>> begin

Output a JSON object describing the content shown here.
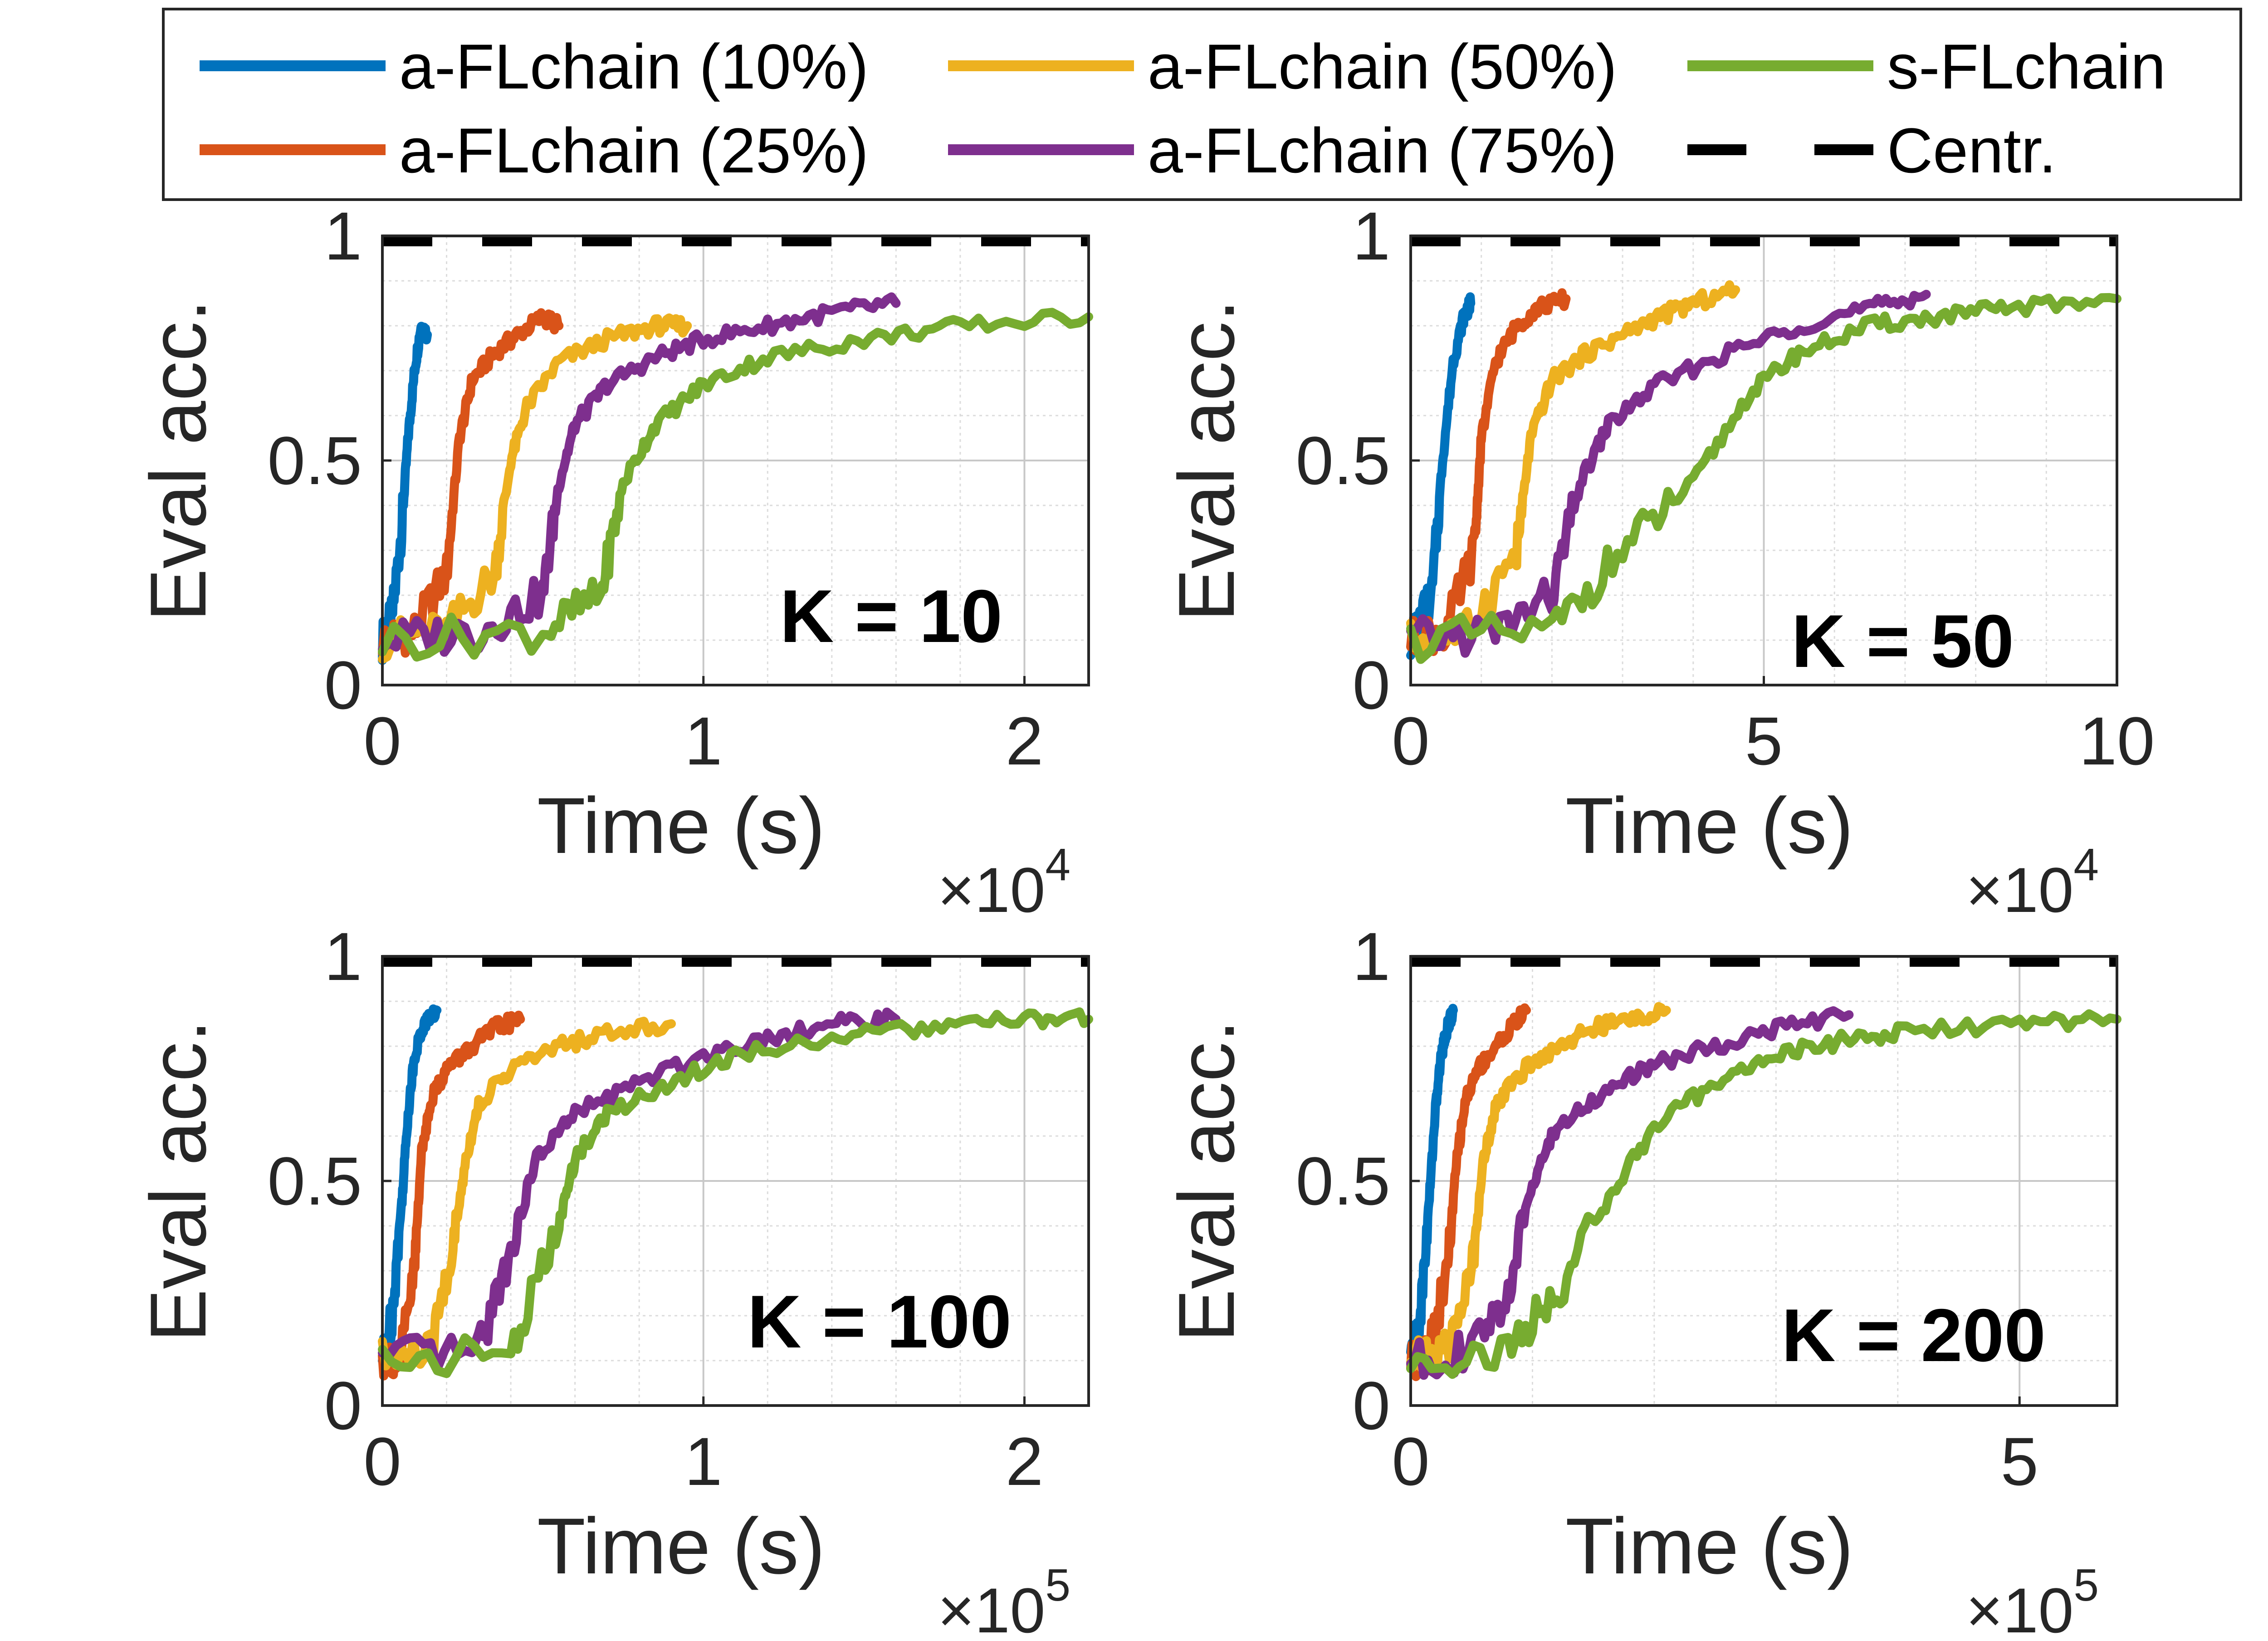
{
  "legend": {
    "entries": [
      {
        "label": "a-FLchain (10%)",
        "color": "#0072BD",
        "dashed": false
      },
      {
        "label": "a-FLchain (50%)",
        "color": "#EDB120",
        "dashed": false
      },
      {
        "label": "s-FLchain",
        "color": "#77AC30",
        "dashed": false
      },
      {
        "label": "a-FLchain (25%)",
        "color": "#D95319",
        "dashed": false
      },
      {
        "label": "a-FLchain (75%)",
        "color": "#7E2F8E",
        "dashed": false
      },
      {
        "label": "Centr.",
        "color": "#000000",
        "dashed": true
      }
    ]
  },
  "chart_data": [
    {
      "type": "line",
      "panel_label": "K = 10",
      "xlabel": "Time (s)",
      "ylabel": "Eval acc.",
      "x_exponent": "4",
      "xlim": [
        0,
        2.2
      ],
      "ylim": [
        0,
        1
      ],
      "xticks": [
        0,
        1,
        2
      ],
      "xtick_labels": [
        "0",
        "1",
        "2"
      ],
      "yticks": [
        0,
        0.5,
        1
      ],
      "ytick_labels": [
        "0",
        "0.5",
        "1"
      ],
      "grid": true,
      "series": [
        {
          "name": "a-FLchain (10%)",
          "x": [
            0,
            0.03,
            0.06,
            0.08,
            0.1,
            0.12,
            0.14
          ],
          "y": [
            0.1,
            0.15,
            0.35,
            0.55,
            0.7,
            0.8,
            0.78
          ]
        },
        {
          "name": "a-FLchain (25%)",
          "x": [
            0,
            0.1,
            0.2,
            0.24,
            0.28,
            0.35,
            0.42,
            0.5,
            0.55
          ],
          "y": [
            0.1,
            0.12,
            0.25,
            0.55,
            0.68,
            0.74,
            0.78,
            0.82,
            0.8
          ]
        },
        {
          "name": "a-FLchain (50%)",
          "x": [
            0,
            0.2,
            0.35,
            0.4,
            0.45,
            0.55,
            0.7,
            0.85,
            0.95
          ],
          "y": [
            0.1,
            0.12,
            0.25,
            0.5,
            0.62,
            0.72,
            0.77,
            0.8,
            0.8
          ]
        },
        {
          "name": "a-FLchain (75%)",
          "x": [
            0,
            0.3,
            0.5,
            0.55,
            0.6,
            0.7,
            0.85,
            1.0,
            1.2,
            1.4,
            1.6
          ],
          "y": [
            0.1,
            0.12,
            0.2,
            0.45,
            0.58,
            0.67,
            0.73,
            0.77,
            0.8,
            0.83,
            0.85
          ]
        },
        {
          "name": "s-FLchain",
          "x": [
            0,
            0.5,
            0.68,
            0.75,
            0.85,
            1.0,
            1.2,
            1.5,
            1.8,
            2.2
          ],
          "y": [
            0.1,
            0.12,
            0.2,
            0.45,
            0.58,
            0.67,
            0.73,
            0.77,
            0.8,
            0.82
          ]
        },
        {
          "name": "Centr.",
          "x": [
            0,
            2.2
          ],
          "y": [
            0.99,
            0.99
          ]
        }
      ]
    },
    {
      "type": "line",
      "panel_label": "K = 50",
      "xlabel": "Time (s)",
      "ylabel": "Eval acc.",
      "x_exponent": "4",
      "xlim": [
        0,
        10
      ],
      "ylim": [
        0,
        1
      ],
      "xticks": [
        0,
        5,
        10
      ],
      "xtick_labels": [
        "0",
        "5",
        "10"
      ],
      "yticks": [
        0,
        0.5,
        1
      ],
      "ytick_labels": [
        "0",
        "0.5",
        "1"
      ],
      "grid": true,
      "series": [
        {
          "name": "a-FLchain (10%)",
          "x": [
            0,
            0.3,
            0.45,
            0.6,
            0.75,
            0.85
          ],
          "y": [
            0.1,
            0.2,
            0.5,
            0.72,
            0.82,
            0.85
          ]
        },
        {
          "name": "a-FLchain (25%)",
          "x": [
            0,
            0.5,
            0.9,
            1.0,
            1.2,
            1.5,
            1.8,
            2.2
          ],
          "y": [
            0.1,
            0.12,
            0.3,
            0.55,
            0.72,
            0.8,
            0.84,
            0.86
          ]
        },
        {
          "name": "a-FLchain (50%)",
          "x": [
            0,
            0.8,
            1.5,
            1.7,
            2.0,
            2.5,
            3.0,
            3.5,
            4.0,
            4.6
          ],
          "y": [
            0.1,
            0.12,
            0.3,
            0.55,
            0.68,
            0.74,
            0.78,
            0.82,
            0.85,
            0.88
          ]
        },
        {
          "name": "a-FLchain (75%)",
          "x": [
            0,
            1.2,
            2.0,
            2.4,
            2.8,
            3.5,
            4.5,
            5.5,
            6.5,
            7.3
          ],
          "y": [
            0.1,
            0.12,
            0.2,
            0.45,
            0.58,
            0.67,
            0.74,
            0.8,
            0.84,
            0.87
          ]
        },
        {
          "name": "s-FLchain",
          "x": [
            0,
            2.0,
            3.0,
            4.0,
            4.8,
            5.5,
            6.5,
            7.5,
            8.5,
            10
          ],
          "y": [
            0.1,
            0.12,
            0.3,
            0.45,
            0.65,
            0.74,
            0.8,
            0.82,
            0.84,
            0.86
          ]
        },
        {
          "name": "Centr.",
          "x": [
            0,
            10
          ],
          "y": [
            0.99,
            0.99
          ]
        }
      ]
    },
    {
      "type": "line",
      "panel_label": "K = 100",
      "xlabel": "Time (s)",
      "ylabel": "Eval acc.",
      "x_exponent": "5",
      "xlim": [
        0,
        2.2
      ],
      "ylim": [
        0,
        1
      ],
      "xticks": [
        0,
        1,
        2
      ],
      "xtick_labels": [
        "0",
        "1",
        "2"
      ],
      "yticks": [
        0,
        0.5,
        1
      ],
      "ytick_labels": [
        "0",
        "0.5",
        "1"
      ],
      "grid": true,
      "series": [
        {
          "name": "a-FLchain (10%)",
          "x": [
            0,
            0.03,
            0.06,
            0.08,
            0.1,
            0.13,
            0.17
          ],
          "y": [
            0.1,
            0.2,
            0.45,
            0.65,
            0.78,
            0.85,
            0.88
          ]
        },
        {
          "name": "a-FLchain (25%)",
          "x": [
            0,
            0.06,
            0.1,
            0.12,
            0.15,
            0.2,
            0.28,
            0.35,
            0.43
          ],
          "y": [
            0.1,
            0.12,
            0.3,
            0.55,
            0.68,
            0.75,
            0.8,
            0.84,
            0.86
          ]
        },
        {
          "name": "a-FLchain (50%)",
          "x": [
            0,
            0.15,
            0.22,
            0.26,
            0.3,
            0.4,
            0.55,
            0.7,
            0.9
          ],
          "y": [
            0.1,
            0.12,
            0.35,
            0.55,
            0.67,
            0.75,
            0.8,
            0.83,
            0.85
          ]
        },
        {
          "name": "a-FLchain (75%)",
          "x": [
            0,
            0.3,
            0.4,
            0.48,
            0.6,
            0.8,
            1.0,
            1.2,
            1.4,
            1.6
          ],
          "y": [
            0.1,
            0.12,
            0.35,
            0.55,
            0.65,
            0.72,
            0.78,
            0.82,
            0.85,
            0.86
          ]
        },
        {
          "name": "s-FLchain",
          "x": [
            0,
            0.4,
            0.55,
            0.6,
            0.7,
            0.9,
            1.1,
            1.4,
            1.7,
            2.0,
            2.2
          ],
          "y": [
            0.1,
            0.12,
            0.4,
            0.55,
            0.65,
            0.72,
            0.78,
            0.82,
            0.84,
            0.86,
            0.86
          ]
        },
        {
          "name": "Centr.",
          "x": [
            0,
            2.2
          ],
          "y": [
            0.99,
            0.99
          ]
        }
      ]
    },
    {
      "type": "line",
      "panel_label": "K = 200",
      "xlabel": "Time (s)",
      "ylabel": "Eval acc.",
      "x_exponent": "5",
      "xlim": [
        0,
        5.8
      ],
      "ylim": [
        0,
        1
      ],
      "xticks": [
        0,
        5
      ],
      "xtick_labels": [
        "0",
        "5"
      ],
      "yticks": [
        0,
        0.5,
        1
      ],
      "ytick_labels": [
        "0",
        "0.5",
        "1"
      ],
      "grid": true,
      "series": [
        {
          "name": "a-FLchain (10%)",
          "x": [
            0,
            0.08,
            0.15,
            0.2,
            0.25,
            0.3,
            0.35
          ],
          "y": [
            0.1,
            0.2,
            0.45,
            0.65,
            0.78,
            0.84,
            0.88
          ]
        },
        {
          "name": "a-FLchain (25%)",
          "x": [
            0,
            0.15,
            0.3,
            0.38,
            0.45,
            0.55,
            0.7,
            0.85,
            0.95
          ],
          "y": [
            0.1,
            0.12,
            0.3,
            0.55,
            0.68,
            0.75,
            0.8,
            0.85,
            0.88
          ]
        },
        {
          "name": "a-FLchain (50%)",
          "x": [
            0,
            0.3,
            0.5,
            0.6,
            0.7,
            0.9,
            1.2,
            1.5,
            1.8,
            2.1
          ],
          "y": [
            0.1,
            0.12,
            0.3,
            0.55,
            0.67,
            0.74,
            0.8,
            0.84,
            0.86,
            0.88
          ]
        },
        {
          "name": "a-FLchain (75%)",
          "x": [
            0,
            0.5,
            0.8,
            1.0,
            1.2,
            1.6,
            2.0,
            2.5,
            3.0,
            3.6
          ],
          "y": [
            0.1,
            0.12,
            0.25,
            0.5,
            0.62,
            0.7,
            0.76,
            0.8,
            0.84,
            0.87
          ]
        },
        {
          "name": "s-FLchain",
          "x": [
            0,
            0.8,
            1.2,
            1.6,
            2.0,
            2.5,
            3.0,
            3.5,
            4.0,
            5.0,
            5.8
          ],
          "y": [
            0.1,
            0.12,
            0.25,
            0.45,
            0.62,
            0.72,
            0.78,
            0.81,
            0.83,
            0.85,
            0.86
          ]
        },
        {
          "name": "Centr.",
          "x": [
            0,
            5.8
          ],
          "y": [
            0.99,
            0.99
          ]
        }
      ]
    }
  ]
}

>> end

Brief - In the records above, tally the lines where the word "color" appears, and give the number and nothing else.

Written solution - 6